◆ **GOAL**
List each line holding the string "granted".
|---|
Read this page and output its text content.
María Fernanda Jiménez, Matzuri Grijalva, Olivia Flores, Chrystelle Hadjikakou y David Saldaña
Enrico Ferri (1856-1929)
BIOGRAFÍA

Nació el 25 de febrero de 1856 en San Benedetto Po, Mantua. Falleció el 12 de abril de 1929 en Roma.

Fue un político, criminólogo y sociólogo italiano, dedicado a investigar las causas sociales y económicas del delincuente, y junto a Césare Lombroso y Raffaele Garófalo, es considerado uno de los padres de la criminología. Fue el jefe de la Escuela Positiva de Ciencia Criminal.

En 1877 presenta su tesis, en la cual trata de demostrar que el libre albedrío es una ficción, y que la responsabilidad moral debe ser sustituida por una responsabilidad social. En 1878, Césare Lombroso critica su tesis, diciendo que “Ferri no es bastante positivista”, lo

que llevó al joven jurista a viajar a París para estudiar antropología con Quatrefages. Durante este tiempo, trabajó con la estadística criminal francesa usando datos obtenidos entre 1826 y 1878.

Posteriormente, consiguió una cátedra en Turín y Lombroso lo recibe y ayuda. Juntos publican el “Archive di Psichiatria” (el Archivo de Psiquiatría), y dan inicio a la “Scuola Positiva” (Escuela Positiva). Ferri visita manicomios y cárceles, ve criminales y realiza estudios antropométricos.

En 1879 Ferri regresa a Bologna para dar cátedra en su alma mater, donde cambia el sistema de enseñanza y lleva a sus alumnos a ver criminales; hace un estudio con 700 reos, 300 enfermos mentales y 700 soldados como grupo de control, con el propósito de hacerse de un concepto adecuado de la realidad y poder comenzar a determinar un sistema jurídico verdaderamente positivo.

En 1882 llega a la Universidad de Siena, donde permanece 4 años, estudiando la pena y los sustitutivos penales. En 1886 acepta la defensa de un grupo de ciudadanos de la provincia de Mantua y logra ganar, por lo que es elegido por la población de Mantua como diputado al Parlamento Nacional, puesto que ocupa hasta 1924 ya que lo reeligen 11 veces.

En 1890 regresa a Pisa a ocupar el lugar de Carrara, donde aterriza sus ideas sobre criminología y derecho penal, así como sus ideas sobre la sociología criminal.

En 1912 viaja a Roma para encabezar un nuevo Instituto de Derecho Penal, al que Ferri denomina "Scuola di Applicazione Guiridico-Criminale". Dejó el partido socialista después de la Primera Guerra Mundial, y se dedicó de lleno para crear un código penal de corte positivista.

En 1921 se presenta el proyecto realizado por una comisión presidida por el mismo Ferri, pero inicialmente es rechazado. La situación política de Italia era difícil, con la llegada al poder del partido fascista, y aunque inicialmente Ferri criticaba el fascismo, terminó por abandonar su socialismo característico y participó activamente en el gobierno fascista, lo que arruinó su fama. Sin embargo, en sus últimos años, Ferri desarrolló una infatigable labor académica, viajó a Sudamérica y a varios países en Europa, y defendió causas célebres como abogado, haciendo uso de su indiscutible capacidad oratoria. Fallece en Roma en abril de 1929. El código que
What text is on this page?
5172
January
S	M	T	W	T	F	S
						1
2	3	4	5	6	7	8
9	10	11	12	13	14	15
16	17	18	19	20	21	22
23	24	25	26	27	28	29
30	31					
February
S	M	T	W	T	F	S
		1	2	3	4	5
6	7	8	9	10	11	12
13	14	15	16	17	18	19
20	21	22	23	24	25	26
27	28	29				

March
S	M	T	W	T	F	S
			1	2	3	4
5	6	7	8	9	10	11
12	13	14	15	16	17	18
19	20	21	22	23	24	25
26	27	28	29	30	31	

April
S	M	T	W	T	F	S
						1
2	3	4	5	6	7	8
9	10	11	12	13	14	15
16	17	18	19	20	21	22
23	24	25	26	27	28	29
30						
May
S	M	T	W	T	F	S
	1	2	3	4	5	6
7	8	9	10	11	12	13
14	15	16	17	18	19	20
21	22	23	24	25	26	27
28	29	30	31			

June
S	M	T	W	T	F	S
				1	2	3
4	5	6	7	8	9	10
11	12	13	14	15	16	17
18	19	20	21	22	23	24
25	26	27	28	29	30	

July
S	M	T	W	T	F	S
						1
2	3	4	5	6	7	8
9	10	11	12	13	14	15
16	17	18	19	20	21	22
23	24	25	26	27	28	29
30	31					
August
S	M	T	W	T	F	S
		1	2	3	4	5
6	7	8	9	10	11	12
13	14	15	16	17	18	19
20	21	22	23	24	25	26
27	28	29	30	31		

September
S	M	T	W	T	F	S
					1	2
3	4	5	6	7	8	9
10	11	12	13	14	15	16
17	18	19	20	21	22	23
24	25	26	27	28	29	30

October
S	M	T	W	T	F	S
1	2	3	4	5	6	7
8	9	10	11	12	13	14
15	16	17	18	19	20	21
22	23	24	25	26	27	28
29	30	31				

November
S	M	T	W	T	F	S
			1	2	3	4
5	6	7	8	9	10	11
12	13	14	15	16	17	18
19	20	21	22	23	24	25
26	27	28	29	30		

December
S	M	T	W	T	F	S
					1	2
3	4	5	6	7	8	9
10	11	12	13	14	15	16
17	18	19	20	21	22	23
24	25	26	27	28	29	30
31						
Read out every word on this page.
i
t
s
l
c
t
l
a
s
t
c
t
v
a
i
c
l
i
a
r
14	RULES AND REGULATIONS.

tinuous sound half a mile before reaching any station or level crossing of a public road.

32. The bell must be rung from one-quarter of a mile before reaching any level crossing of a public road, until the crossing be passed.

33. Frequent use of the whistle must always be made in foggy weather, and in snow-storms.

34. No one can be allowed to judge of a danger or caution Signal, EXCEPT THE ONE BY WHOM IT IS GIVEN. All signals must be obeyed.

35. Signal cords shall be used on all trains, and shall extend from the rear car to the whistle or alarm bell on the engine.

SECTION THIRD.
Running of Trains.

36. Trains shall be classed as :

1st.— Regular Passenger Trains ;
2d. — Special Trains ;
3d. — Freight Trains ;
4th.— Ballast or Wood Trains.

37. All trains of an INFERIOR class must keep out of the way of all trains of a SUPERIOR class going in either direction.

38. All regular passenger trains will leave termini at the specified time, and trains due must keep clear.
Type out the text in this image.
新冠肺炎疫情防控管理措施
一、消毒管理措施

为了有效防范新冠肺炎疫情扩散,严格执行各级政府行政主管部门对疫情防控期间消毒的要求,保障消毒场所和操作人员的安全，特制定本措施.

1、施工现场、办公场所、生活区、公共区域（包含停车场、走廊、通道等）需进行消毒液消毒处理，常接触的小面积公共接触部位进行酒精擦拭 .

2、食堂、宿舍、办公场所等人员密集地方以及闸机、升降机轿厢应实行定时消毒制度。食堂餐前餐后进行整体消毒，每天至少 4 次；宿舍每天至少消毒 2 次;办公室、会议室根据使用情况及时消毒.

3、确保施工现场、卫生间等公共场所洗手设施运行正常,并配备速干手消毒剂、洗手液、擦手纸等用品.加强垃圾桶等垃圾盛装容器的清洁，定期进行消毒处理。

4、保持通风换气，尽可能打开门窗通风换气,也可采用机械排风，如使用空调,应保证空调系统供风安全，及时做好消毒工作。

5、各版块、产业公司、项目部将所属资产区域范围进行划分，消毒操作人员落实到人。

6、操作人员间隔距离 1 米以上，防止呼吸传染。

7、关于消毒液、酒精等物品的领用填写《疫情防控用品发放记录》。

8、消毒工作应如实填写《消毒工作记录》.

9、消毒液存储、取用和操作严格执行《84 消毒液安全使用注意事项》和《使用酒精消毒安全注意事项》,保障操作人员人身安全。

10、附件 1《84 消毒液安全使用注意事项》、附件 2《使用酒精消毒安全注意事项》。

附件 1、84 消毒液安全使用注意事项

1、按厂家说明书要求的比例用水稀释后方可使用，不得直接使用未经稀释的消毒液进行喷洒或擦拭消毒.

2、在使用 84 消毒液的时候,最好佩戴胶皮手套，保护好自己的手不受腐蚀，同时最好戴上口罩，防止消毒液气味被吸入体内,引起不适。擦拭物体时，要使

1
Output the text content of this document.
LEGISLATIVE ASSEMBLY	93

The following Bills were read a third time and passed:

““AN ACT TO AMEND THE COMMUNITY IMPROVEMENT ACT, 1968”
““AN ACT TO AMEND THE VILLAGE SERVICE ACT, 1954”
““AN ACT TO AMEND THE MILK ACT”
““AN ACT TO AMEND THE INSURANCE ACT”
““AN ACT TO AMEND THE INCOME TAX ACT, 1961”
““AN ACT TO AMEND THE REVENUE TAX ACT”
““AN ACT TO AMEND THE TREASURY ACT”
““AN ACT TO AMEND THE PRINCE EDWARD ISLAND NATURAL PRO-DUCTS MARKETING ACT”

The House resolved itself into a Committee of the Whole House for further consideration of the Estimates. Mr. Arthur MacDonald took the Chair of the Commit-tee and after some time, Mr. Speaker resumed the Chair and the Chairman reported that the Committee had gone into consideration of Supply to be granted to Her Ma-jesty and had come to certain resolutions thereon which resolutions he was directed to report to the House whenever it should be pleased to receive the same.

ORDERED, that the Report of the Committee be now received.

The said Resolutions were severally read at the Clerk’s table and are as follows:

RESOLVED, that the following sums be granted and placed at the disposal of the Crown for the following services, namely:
|---|
◆ **RESPONSE BELOW**
The House resolved itself into a Committee of the Whole House for further consideration of the Estimates. Mr. Arthur MacDonald took the Chair of the Commit-tee and after some time, Mr. Speaker resumed the Chair and the Chairman reported that the Committee had gone into consideration of Supply to be granted to Her Ma-jesty and had come to certain resolutions thereon which resolutions he was directed to report to the House whenever it should be pleased to receive the same.
RESOLVED, that the following sums be granted and placed at the disposal of the Crown for the following services, namely:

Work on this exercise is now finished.